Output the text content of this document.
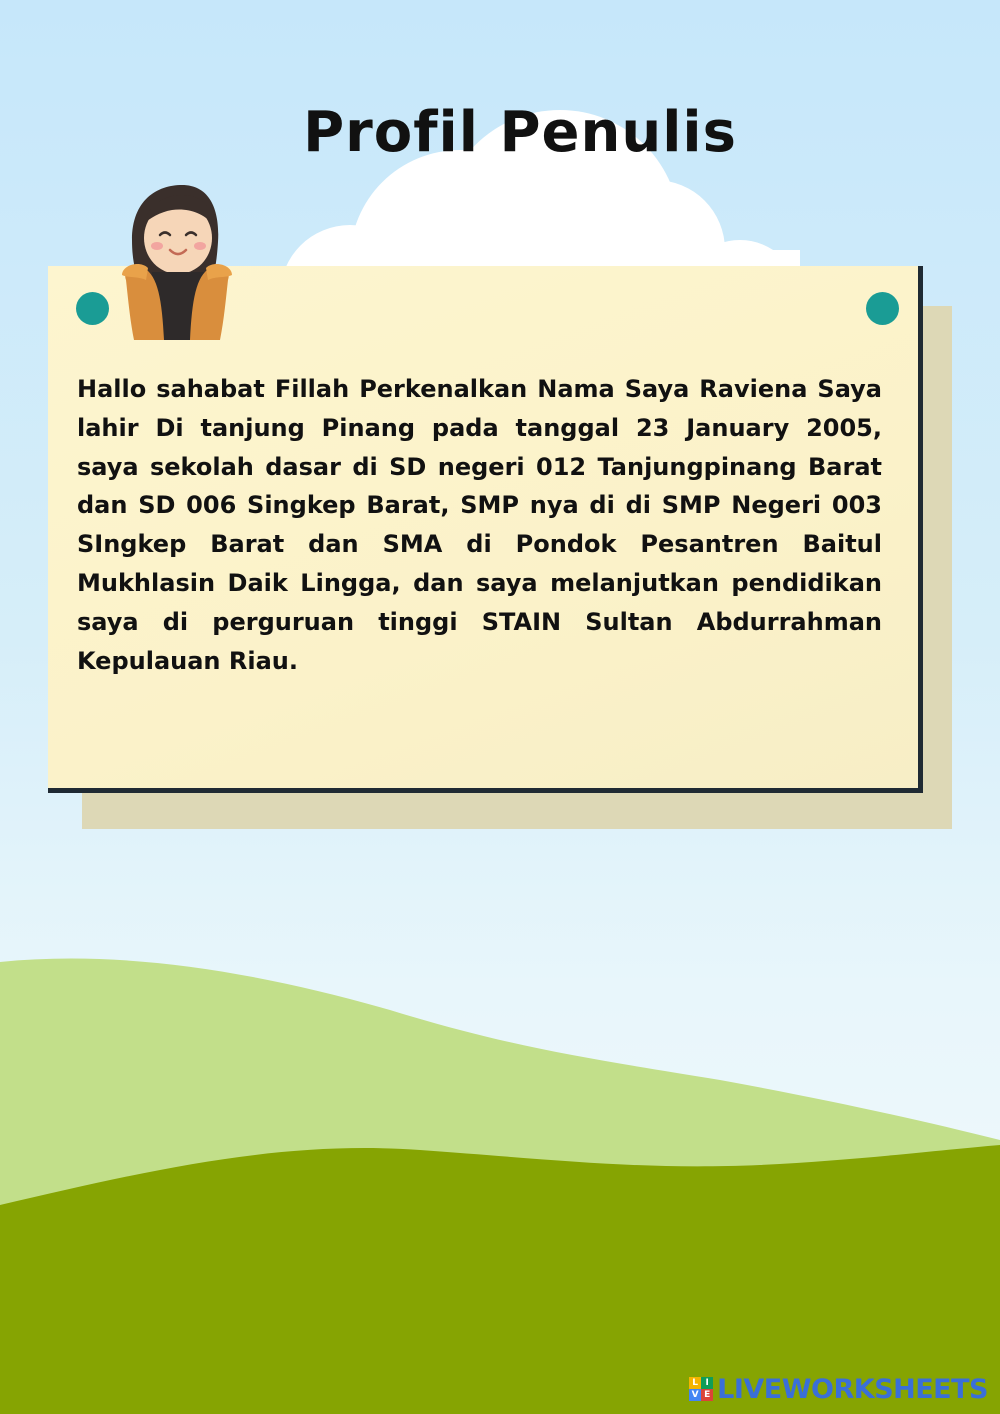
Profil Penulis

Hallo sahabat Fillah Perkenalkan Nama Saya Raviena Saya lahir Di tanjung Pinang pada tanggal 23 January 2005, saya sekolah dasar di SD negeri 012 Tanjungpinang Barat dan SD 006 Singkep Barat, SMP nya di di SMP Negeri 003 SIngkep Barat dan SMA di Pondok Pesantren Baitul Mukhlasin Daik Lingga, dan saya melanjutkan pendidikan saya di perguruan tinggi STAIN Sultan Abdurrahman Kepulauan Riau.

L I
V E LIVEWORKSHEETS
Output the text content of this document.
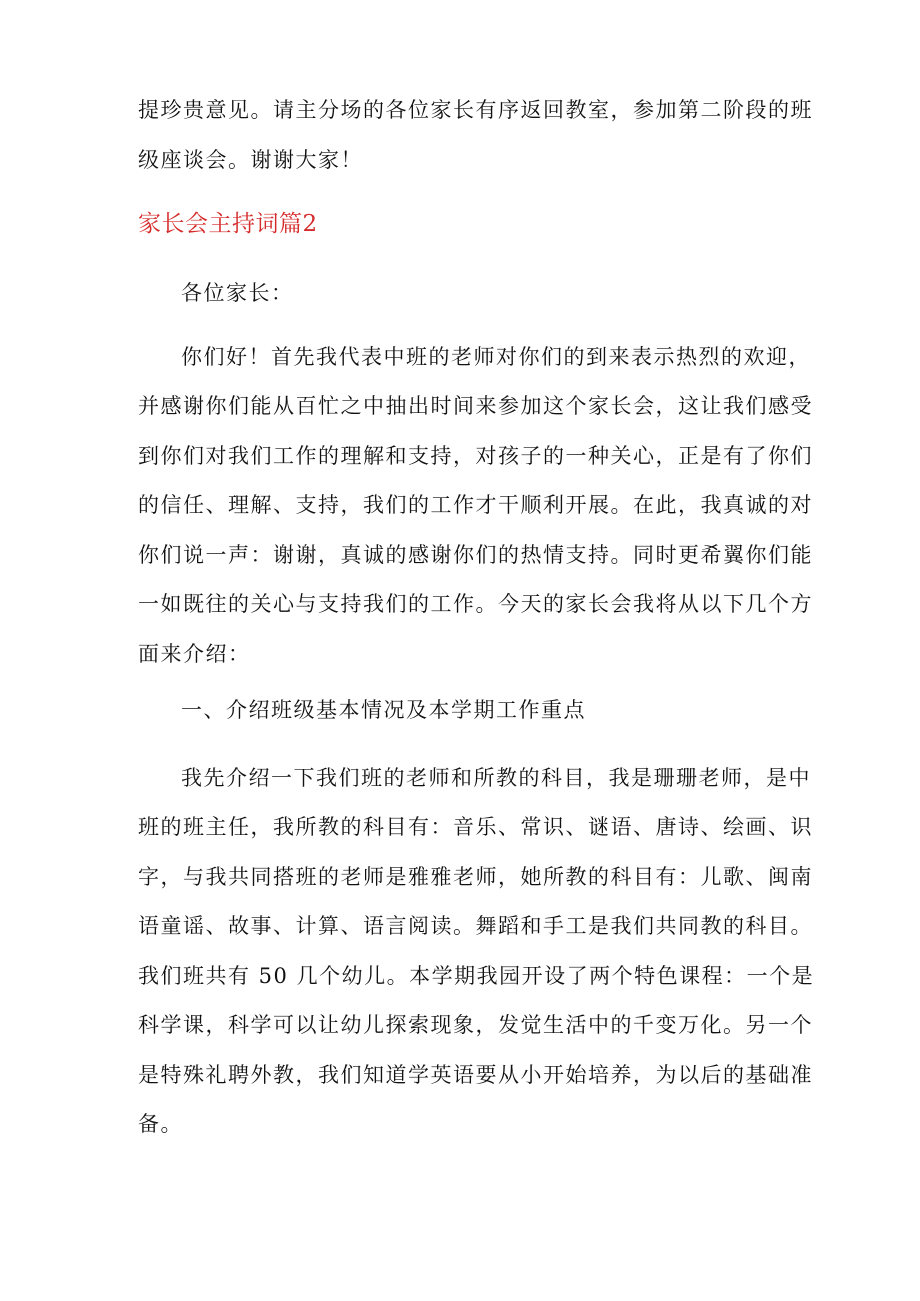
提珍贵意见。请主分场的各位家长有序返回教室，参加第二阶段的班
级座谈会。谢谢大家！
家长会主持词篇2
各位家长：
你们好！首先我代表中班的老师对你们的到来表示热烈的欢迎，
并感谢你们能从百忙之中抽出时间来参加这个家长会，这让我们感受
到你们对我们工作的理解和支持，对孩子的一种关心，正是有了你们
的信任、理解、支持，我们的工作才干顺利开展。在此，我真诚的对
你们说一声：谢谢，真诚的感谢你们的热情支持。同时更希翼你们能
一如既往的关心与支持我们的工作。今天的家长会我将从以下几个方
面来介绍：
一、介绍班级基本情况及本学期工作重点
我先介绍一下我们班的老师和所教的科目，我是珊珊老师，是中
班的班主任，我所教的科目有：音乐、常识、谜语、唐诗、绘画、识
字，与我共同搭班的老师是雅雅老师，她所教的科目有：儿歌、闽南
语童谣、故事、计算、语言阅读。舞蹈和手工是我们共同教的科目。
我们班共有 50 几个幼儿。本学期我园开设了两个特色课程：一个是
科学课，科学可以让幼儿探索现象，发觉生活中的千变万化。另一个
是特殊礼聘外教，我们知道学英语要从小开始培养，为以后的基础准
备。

+++

▸ **WHAT THE TASK ASKS**:
Restate the entire listing word for word, excluding pictures.

▸ **ANSWER**:
Output the text content of this document.
Profil Penulis

Hallo sahabat Fillah Perkenalkan Nama Saya Raviena Saya lahir Di tanjung Pinang pada tanggal 23 January 2005, saya sekolah dasar di SD negeri 012 Tanjungpinang Barat dan SD 006 Singkep Barat, SMP nya di di SMP Negeri 003 SIngkep Barat dan SMA di Pondok Pesantren Baitul Mukhlasin Daik Lingga, dan saya melanjutkan pendidikan saya di perguruan tinggi STAIN Sultan Abdurrahman Kepulauan Riau.

L I
V E LIVEWORKSHEETS
Output the text content of this document.
提珍贵意见。请主分场的各位家长有序返回教室，参加第二阶段的班
级座谈会。谢谢大家！
家长会主持词篇2
各位家长：
你们好！首先我代表中班的老师对你们的到来表示热烈的欢迎，
并感谢你们能从百忙之中抽出时间来参加这个家长会，这让我们感受
到你们对我们工作的理解和支持，对孩子的一种关心，正是有了你们
的信任、理解、支持，我们的工作才干顺利开展。在此，我真诚的对
你们说一声：谢谢，真诚的感谢你们的热情支持。同时更希翼你们能
一如既往的关心与支持我们的工作。今天的家长会我将从以下几个方
面来介绍：
一、介绍班级基本情况及本学期工作重点
我先介绍一下我们班的老师和所教的科目，我是珊珊老师，是中
班的班主任，我所教的科目有：音乐、常识、谜语、唐诗、绘画、识
字，与我共同搭班的老师是雅雅老师，她所教的科目有：儿歌、闽南
语童谣、故事、计算、语言阅读。舞蹈和手工是我们共同教的科目。
我们班共有 50 几个幼儿。本学期我园开设了两个特色课程：一个是
科学课，科学可以让幼儿探索现象，发觉生活中的千变万化。另一个
是特殊礼聘外教，我们知道学英语要从小开始培养，为以后的基础准
备。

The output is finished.